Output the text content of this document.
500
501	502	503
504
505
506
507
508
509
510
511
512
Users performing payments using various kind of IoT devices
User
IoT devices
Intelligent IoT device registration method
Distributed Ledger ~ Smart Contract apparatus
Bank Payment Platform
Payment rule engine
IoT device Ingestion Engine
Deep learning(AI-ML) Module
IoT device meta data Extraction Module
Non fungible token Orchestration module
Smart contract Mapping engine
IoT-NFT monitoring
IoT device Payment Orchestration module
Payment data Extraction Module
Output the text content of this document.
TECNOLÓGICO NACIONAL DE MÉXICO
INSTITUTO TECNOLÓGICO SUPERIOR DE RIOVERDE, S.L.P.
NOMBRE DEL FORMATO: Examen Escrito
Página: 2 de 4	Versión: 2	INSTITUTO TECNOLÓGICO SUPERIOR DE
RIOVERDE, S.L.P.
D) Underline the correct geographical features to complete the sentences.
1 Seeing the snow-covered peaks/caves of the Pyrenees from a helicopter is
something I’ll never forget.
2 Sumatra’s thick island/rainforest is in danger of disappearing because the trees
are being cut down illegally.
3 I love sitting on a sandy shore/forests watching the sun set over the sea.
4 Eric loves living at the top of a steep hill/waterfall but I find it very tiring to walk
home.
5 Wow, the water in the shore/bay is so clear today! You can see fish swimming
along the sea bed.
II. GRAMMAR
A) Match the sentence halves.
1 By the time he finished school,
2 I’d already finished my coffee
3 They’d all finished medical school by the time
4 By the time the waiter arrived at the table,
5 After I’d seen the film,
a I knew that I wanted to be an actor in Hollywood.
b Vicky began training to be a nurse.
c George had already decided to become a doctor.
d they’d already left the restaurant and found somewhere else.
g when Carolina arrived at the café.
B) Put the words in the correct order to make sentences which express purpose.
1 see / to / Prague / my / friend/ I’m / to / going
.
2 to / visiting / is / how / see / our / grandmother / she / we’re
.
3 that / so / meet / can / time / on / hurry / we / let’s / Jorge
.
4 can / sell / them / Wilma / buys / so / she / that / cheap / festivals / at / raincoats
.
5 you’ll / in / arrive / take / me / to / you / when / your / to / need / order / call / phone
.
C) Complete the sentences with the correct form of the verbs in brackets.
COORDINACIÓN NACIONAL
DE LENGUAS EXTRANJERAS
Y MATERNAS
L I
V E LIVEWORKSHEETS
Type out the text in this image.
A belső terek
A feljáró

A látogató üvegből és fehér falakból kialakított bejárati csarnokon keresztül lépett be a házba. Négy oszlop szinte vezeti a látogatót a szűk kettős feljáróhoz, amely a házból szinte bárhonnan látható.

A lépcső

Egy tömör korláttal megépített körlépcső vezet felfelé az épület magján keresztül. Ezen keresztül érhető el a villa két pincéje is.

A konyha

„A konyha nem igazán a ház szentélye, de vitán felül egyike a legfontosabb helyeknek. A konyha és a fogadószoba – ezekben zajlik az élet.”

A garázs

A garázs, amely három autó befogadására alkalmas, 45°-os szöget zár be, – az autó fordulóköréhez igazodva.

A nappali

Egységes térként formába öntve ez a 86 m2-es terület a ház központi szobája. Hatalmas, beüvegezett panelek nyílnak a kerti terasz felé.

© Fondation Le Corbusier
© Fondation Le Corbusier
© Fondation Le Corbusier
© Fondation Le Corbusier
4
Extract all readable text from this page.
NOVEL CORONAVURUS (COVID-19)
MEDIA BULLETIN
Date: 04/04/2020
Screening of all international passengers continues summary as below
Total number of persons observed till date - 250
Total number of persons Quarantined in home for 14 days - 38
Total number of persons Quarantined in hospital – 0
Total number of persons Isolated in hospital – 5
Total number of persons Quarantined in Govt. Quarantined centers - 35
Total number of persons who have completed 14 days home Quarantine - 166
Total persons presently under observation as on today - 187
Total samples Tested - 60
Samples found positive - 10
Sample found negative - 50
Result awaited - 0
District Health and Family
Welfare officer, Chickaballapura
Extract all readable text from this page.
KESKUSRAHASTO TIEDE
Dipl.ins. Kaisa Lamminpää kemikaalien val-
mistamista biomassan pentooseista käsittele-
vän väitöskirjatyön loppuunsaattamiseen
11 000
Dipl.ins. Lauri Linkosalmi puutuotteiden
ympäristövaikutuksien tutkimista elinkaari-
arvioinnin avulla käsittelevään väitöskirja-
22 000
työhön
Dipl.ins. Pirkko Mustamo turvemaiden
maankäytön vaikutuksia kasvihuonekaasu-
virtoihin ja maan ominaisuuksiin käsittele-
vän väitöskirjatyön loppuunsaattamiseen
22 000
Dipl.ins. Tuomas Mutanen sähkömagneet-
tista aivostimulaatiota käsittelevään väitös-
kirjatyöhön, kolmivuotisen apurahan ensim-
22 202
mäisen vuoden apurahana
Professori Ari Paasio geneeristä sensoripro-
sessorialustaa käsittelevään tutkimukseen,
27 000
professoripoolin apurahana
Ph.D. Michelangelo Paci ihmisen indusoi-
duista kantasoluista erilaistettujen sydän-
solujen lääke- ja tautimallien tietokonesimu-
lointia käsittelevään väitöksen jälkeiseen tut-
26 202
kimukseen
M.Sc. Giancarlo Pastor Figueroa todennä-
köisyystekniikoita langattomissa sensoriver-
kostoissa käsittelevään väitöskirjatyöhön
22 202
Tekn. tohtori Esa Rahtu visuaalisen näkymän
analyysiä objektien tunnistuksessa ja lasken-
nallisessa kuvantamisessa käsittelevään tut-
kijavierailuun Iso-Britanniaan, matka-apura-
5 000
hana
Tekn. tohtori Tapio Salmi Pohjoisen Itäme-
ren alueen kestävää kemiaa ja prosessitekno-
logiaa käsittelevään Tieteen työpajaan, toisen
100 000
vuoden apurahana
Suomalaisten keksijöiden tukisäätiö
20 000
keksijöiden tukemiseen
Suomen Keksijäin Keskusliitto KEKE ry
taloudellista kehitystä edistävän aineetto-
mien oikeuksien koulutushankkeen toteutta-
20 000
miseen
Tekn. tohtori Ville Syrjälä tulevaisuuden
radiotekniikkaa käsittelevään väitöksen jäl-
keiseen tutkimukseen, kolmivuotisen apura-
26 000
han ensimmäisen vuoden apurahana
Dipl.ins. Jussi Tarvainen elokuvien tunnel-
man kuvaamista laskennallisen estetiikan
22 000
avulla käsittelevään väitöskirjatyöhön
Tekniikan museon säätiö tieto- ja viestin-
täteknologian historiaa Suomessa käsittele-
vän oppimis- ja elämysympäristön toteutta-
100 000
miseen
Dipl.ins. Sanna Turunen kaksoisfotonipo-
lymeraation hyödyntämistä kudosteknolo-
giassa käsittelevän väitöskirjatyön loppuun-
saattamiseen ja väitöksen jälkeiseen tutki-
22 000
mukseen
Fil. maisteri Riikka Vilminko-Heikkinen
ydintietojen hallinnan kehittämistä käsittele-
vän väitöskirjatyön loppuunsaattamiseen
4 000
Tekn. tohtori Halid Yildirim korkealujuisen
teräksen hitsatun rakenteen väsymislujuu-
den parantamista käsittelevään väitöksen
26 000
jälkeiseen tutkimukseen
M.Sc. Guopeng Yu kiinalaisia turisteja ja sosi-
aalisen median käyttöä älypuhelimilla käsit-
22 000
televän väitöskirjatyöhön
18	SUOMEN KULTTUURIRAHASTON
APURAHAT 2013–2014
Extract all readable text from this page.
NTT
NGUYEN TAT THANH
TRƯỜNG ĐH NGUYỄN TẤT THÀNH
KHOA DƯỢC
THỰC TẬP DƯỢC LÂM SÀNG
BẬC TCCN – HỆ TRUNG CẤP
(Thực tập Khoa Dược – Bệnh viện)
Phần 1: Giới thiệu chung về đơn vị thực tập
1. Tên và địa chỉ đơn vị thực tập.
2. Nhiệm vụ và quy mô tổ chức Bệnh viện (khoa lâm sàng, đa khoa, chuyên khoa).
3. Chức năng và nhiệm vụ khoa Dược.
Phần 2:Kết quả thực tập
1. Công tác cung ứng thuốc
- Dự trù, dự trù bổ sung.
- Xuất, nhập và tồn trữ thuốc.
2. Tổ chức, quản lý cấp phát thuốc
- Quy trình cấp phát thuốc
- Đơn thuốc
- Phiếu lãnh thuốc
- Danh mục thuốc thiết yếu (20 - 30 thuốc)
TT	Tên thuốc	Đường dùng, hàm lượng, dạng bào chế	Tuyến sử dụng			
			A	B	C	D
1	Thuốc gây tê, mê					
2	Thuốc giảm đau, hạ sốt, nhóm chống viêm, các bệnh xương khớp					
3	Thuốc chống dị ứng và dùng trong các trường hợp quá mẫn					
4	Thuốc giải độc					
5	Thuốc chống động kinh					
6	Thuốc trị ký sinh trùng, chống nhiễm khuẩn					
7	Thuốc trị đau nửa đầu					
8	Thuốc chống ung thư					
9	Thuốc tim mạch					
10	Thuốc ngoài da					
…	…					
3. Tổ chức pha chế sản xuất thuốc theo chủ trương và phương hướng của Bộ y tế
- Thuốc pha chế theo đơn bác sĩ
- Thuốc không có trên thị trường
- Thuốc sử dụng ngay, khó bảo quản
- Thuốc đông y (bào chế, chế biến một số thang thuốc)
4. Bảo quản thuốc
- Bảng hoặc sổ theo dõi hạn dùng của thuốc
######
• [Problem statement]
Say, as a bare number, how many lines in the entries above include the string "correct".

• [Answer to the problem]
3